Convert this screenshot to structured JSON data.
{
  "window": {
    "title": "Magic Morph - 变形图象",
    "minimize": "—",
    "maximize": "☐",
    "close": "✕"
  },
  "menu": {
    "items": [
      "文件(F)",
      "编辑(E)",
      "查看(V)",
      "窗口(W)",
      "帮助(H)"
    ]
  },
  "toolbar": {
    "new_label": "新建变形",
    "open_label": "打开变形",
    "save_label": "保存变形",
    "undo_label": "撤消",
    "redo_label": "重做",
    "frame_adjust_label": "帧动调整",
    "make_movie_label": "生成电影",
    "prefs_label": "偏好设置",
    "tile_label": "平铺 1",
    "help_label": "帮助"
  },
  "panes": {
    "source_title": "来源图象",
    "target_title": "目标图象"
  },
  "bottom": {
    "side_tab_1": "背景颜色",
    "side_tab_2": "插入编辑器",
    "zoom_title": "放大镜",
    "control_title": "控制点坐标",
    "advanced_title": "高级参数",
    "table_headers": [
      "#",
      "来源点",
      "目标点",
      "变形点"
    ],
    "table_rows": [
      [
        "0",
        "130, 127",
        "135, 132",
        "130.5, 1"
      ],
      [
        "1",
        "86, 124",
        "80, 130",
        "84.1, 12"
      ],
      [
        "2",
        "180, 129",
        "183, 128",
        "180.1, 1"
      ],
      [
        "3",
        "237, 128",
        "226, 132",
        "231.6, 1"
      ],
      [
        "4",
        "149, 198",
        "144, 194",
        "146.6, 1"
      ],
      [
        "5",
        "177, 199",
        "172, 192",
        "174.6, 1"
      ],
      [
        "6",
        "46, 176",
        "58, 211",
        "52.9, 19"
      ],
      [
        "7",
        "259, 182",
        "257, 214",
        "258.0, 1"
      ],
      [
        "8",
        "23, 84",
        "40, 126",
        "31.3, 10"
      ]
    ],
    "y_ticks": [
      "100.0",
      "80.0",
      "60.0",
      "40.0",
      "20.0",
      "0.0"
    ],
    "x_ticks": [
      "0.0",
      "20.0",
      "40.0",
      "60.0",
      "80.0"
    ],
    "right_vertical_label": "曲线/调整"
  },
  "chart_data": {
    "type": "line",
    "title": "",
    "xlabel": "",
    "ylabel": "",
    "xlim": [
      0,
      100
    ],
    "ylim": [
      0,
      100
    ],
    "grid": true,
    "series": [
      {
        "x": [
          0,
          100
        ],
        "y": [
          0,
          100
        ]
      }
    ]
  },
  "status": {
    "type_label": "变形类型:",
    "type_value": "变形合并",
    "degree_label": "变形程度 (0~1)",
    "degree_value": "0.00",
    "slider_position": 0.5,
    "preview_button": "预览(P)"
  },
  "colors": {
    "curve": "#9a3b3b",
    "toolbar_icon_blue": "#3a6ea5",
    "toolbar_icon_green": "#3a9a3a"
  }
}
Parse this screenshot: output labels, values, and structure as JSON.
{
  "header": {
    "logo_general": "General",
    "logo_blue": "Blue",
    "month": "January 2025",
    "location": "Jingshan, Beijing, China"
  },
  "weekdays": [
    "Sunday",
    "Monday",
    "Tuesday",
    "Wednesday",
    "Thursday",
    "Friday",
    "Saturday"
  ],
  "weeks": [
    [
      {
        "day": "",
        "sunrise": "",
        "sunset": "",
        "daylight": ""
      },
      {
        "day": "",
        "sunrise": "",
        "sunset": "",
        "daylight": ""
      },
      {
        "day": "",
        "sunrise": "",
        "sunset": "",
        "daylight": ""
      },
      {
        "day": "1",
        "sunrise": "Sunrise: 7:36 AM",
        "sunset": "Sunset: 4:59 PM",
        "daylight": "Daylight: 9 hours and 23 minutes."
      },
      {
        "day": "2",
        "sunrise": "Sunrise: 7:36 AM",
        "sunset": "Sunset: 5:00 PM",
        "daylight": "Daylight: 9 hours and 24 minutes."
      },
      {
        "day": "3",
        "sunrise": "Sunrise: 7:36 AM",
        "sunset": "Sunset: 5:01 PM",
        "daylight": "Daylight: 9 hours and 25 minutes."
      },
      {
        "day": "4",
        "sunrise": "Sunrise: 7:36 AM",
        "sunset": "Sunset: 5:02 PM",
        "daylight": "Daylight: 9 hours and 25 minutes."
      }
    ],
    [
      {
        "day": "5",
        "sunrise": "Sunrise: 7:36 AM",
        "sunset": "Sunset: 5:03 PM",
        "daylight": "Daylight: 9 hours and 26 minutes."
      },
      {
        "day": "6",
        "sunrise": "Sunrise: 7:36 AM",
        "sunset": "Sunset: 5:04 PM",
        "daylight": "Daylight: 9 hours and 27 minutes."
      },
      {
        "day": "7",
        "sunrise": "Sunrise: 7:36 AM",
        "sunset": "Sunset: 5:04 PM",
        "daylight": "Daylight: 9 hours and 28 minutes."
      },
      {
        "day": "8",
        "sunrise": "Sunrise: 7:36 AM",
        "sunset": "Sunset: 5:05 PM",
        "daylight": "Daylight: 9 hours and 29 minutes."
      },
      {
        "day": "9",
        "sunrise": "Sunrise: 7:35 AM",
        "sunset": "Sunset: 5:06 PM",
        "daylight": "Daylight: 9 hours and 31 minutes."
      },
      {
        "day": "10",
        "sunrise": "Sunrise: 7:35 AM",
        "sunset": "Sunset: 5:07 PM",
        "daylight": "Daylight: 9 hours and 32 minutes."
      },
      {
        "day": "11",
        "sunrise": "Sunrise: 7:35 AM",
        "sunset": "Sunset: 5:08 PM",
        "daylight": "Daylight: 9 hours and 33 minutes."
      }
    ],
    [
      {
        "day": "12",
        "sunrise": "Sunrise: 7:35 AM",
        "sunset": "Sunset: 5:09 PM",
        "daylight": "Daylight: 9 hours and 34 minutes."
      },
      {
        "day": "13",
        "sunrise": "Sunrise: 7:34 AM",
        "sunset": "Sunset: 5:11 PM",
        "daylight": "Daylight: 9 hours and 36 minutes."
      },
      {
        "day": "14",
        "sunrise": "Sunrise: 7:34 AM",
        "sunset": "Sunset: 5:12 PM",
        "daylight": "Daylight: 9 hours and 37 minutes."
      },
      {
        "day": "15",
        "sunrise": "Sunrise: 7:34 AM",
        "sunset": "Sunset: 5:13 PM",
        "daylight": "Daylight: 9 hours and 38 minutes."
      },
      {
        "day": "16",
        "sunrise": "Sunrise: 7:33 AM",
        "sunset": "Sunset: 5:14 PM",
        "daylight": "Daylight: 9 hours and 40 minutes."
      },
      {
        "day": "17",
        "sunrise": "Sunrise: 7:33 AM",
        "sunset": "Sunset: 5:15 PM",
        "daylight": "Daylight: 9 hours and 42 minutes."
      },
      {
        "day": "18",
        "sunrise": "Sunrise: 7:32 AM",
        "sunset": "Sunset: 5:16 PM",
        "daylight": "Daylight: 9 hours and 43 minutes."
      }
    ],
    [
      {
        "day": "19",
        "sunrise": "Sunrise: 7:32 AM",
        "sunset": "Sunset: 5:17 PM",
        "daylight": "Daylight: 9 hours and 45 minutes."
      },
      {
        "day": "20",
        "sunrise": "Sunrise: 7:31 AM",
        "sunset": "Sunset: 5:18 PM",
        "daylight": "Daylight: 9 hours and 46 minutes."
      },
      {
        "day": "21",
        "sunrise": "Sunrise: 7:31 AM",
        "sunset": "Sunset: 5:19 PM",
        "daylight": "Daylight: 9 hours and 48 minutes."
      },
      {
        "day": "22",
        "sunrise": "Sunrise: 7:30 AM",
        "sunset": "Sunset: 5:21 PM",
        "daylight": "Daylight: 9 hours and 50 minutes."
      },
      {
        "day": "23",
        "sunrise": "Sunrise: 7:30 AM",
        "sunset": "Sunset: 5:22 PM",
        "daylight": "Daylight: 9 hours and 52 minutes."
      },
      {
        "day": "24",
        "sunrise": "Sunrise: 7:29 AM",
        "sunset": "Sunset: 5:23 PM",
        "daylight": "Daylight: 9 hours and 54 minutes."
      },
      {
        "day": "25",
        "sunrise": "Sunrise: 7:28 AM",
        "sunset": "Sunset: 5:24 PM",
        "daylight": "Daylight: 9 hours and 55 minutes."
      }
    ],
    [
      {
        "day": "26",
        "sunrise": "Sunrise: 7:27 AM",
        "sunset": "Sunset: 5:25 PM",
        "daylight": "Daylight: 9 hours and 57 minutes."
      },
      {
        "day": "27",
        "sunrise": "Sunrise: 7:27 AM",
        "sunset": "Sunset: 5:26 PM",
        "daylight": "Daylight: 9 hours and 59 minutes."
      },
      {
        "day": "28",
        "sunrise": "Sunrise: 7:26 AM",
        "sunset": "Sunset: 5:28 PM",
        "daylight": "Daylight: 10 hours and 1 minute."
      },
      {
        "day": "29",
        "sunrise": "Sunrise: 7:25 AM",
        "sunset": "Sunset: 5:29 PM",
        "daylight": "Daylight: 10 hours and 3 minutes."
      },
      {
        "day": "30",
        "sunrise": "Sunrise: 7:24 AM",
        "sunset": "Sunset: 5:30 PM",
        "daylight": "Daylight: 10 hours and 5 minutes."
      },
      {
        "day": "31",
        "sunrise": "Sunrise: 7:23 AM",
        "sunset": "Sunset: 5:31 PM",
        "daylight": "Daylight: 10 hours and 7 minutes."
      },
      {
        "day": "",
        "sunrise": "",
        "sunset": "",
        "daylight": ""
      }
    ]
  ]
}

**The request:** Scan the material line by line and report each one that contains "screenshot".

**Solution for this exercise:**
Convert this screenshot to structured JSON data.
Parse this screenshot: output labels, values, and structure as JSON.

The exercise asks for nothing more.